Task brief :: Reply with one number: the count of lines in the records below that hold "this".

::::::

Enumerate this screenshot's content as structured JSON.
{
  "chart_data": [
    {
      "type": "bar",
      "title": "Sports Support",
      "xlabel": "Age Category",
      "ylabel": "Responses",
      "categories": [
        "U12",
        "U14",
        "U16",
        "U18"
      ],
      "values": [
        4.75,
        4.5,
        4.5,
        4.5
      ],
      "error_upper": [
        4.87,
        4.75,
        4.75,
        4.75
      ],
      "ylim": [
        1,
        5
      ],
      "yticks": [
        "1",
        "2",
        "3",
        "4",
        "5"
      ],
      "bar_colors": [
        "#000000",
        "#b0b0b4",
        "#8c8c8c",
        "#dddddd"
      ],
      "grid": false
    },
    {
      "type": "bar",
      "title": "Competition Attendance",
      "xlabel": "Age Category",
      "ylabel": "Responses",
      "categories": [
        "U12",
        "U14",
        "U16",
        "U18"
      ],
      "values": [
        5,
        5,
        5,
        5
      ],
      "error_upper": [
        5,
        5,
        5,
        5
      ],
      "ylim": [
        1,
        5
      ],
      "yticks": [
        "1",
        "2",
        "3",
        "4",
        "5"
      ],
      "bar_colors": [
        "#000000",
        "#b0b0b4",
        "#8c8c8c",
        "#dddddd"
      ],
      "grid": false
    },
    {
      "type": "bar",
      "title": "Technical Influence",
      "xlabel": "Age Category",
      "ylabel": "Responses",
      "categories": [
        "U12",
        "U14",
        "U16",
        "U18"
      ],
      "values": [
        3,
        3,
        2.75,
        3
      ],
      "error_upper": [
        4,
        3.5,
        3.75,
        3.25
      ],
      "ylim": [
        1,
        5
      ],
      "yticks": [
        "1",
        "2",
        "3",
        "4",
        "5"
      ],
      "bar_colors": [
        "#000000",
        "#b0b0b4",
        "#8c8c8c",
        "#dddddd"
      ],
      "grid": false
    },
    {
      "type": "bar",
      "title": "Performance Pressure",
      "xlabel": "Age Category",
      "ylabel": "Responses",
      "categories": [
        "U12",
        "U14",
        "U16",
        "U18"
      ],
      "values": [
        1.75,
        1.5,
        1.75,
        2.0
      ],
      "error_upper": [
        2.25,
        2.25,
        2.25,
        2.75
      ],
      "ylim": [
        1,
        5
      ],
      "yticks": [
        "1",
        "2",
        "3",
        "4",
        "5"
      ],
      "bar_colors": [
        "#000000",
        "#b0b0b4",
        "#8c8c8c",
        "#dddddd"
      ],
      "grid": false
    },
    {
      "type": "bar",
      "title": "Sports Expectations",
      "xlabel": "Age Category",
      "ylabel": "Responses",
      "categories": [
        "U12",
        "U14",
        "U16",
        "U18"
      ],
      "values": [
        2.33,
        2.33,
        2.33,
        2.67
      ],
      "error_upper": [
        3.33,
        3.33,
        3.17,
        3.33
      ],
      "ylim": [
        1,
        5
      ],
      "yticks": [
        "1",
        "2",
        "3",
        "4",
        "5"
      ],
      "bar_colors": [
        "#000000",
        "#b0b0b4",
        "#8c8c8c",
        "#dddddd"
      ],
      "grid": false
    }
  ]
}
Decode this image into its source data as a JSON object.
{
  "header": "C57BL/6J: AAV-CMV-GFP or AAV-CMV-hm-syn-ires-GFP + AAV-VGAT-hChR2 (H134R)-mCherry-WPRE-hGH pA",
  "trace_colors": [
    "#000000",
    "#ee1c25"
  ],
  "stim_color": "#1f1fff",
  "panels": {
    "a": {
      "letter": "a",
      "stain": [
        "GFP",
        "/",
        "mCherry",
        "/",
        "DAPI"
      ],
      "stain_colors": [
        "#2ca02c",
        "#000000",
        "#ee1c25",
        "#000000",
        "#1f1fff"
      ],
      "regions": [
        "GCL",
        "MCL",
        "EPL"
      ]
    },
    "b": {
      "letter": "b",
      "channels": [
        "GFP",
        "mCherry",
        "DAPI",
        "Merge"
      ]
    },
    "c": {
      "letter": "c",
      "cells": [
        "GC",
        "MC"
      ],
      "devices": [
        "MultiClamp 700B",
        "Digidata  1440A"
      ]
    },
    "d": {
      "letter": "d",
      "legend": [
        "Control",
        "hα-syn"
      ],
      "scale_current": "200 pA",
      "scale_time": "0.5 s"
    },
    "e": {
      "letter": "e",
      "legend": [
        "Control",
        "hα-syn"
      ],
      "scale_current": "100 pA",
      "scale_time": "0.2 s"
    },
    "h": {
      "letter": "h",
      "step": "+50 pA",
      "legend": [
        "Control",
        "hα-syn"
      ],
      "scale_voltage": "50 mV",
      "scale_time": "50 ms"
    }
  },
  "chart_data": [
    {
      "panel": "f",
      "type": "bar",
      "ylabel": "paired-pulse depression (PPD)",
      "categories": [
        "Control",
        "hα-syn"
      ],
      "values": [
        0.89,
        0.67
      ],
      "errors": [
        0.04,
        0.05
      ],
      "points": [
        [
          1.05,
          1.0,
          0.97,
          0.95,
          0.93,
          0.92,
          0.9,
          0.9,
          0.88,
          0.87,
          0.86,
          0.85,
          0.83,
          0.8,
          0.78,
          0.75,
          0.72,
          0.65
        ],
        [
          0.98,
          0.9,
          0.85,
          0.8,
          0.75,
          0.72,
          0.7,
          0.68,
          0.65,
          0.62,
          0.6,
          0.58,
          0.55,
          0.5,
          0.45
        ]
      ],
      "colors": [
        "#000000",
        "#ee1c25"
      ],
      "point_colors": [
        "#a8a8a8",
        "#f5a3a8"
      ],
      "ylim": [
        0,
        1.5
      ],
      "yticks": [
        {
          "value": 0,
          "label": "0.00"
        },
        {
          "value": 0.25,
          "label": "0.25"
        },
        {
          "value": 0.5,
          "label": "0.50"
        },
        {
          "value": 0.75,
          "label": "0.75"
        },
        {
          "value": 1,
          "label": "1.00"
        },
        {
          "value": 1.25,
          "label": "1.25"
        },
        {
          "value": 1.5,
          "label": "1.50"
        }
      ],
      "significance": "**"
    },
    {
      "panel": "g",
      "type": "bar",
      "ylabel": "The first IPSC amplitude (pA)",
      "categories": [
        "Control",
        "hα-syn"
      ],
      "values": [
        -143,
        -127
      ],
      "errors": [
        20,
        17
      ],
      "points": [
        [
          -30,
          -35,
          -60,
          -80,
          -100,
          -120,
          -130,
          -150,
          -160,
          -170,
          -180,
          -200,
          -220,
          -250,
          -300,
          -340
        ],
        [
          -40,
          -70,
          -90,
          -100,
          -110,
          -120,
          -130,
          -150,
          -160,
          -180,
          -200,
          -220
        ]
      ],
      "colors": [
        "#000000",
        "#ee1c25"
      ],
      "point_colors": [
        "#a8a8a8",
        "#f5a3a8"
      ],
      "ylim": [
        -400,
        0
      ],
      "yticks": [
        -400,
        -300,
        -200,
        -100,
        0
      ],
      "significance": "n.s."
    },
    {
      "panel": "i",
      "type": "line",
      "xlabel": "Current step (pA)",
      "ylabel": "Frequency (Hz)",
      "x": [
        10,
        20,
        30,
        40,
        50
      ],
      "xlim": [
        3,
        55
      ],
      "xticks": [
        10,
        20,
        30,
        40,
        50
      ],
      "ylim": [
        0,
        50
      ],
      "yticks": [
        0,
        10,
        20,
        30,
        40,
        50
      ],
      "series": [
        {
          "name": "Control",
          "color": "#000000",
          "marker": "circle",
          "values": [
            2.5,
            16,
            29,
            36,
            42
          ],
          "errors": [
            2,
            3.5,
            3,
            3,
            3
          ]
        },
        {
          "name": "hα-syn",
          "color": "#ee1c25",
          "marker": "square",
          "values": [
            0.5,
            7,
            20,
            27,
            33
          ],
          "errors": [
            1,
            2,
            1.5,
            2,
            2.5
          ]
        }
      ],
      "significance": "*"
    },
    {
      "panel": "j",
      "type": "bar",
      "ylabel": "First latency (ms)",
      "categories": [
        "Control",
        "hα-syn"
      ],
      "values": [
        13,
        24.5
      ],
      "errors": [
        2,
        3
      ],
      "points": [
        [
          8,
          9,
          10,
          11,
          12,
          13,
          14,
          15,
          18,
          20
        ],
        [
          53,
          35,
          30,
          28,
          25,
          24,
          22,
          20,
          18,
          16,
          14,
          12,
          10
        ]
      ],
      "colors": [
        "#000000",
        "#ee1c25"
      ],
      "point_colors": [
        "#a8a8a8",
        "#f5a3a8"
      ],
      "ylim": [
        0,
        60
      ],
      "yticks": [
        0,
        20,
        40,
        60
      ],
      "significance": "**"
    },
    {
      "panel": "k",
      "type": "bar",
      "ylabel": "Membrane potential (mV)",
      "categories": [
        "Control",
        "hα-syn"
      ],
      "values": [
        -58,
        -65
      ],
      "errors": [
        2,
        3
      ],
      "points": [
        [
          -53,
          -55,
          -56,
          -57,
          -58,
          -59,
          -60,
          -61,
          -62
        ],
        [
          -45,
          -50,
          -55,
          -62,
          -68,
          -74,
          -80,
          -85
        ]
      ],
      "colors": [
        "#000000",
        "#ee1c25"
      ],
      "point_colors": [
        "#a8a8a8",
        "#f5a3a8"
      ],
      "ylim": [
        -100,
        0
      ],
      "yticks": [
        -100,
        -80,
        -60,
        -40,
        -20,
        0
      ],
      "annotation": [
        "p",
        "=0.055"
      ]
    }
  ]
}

::::::

Output below :: 2